> **Task brief**
Restate the records below word for word.

[start of Items]

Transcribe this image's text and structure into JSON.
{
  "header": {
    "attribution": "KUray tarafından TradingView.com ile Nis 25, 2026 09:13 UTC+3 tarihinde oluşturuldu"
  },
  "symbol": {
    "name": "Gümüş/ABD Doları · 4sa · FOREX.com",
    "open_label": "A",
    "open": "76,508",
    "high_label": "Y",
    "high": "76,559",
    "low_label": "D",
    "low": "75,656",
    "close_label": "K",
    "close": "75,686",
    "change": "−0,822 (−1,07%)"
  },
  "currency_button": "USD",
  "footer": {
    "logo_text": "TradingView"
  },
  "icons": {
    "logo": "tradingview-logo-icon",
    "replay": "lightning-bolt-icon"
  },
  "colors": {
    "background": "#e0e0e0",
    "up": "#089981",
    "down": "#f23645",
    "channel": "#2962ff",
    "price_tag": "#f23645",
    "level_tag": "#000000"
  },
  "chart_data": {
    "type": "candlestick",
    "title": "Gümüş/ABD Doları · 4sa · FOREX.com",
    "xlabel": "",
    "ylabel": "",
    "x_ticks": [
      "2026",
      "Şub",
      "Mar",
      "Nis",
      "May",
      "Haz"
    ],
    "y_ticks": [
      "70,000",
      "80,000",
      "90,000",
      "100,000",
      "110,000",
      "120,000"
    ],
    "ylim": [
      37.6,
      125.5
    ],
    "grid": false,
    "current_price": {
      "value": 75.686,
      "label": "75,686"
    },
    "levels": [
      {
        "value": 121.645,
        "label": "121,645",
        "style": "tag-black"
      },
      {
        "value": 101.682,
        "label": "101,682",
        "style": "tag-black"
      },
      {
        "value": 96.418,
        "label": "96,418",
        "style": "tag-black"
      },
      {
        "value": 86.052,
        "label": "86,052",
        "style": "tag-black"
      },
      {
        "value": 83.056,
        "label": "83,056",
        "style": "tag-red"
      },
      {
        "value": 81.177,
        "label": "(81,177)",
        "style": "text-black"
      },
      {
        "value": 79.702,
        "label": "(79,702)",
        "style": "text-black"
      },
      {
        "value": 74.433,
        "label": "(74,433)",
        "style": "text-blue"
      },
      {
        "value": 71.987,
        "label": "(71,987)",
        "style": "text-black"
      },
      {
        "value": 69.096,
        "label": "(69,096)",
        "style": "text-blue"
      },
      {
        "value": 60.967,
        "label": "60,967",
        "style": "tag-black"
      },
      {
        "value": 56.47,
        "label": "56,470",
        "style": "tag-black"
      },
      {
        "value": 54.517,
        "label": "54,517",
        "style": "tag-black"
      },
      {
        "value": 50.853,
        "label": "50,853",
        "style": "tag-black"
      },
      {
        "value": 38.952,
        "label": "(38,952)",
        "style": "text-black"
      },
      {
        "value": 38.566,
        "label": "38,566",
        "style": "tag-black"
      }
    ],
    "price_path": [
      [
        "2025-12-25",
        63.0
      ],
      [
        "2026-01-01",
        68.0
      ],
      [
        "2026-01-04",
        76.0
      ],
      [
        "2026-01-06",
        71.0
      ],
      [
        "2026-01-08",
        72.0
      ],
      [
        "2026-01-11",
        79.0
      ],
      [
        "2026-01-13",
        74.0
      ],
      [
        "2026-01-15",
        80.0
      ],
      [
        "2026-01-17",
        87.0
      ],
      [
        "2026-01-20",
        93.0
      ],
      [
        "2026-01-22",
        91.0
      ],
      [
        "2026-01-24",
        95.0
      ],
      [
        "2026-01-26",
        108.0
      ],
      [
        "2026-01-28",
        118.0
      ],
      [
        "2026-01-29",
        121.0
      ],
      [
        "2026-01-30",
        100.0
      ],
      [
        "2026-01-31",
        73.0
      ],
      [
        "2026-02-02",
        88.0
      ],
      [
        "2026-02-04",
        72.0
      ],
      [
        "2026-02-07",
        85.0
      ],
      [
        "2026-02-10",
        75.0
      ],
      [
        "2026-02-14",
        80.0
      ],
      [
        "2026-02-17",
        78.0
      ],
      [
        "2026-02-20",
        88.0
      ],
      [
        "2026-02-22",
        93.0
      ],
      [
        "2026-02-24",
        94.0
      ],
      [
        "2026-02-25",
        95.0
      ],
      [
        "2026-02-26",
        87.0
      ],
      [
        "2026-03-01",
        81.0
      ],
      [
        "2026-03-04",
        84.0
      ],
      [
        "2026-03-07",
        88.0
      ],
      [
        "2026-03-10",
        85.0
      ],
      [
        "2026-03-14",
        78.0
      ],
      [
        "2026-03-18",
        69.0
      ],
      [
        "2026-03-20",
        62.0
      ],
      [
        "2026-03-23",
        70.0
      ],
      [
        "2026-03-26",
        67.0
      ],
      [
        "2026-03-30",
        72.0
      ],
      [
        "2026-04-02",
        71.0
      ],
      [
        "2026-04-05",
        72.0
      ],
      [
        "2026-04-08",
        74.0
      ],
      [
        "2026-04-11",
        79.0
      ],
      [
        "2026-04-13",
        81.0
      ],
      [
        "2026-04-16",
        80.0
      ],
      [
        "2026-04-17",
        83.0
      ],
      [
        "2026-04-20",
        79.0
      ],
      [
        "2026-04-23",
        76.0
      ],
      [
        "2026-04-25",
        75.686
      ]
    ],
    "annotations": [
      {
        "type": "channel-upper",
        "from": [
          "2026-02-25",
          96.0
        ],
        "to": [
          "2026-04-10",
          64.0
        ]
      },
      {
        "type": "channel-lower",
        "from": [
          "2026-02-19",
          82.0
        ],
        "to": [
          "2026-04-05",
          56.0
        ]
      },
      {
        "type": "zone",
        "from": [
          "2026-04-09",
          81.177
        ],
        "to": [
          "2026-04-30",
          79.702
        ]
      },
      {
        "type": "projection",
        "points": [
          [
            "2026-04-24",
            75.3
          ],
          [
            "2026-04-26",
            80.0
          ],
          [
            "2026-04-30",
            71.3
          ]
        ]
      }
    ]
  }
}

[end of Items]

> **Exercise response**
Transcribe this image's text and structure into JSON.
{
  "header": {
    "attribution": "KUray tarafından TradingView.com ile Nis 25, 2026 09:13 UTC+3 tarihinde oluşturuldu"
  },
  "symbol": {
    "name": "Gümüş/ABD Doları · 4sa · FOREX.com",
    "open_label": "A",
    "open": "76,508",
    "high_label": "Y",
    "high": "76,559",
    "low_label": "D",
    "low": "75,656",
    "close_label": "K",
    "close": "75,686",
    "change": "−0,822 (−1,07%)"
  },
  "currency_button": "USD",
  "footer": {
    "logo_text": "TradingView"
  },
  "icons": {
    "logo": "tradingview-logo-icon",
    "replay": "lightning-bolt-icon"
  },
  "colors": {
    "background": "#e0e0e0",
    "up": "#089981",
    "down": "#f23645",
    "channel": "#2962ff",
    "price_tag": "#f23645",
    "level_tag": "#000000"
  },
  "chart_data": {
    "type": "candlestick",
    "title": "Gümüş/ABD Doları · 4sa · FOREX.com",
    "xlabel": "",
    "ylabel": "",
    "x_ticks": [
      "2026",
      "Şub",
      "Mar",
      "Nis",
      "May",
      "Haz"
    ],
    "y_ticks": [
      "70,000",
      "80,000",
      "90,000",
      "100,000",
      "110,000",
      "120,000"
    ],
    "ylim": [
      37.6,
      125.5
    ],
    "grid": false,
    "current_price": {
      "value": 75.686,
      "label": "75,686"
    },
    "levels": [
      {
        "value": 121.645,
        "label": "121,645",
        "style": "tag-black"
      },
      {
        "value": 101.682,
        "label": "101,682",
        "style": "tag-black"
      },
      {
        "value": 96.418,
        "label": "96,418",
        "style": "tag-black"
      },
      {
        "value": 86.052,
        "label": "86,052",
        "style": "tag-black"
      },
      {
        "value": 83.056,
        "label": "83,056",
        "style": "tag-red"
      },
      {
        "value": 81.177,
        "label": "(81,177)",
        "style": "text-black"
      },
      {
        "value": 79.702,
        "label": "(79,702)",
        "style": "text-black"
      },
      {
        "value": 74.433,
        "label": "(74,433)",
        "style": "text-blue"
      },
      {
        "value": 71.987,
        "label": "(71,987)",
        "style": "text-black"
      },
      {
        "value": 69.096,
        "label": "(69,096)",
        "style": "text-blue"
      },
      {
        "value": 60.967,
        "label": "60,967",
        "style": "tag-black"
      },
      {
        "value": 56.47,
        "label": "56,470",
        "style": "tag-black"
      },
      {
        "value": 54.517,
        "label": "54,517",
        "style": "tag-black"
      },
      {
        "value": 50.853,
        "label": "50,853",
        "style": "tag-black"
      },
      {
        "value": 38.952,
        "label": "(38,952)",
        "style": "text-black"
      },
      {
        "value": 38.566,
        "label": "38,566",
        "style": "tag-black"
      }
    ],
    "price_path": [
      [
        "2025-12-25",
        63.0
      ],
      [
        "2026-01-01",
        68.0
      ],
      [
        "2026-01-04",
        76.0
      ],
      [
        "2026-01-06",
        71.0
      ],
      [
        "2026-01-08",
        72.0
      ],
      [
        "2026-01-11",
        79.0
      ],
      [
        "2026-01-13",
        74.0
      ],
      [
        "2026-01-15",
        80.0
      ],
      [
        "2026-01-17",
        87.0
      ],
      [
        "2026-01-20",
        93.0
      ],
      [
        "2026-01-22",
        91.0
      ],
      [
        "2026-01-24",
        95.0
      ],
      [
        "2026-01-26",
        108.0
      ],
      [
        "2026-01-28",
        118.0
      ],
      [
        "2026-01-29",
        121.0
      ],
      [
        "2026-01-30",
        100.0
      ],
      [
        "2026-01-31",
        73.0
      ],
      [
        "2026-02-02",
        88.0
      ],
      [
        "2026-02-04",
        72.0
      ],
      [
        "2026-02-07",
        85.0
      ],
      [
        "2026-02-10",
        75.0
      ],
      [
        "2026-02-14",
        80.0
      ],
      [
        "2026-02-17",
        78.0
      ],
      [
        "2026-02-20",
        88.0
      ],
      [
        "2026-02-22",
        93.0
      ],
      [
        "2026-02-24",
        94.0
      ],
      [
        "2026-02-25",
        95.0
      ],
      [
        "2026-02-26",
        87.0
      ],
      [
        "2026-03-01",
        81.0
      ],
      [
        "2026-03-04",
        84.0
      ],
      [
        "2026-03-07",
        88.0
      ],
      [
        "2026-03-10",
        85.0
      ],
      [
        "2026-03-14",
        78.0
      ],
      [
        "2026-03-18",
        69.0
      ],
      [
        "2026-03-20",
        62.0
      ],
      [
        "2026-03-23",
        70.0
      ],
      [
        "2026-03-26",
        67.0
      ],
      [
        "2026-03-30",
        72.0
      ],
      [
        "2026-04-02",
        71.0
      ],
      [
        "2026-04-05",
        72.0
      ],
      [
        "2026-04-08",
        74.0
      ],
      [
        "2026-04-11",
        79.0
      ],
      [
        "2026-04-13",
        81.0
      ],
      [
        "2026-04-16",
        80.0
      ],
      [
        "2026-04-17",
        83.0
      ],
      [
        "2026-04-20",
        79.0
      ],
      [
        "2026-04-23",
        76.0
      ],
      [
        "2026-04-25",
        75.686
      ]
    ],
    "annotations": [
      {
        "type": "channel-upper",
        "from": [
          "2026-02-25",
          96.0
        ],
        "to": [
          "2026-04-10",
          64.0
        ]
      },
      {
        "type": "channel-lower",
        "from": [
          "2026-02-19",
          82.0
        ],
        "to": [
          "2026-04-05",
          56.0
        ]
      },
      {
        "type": "zone",
        "from": [
          "2026-04-09",
          81.177
        ],
        "to": [
          "2026-04-30",
          79.702
        ]
      },
      {
        "type": "projection",
        "points": [
          [
            "2026-04-24",
            75.3
          ],
          [
            "2026-04-26",
            80.0
          ],
          [
            "2026-04-30",
            71.3
          ]
        ]
      }
    ]
  }
}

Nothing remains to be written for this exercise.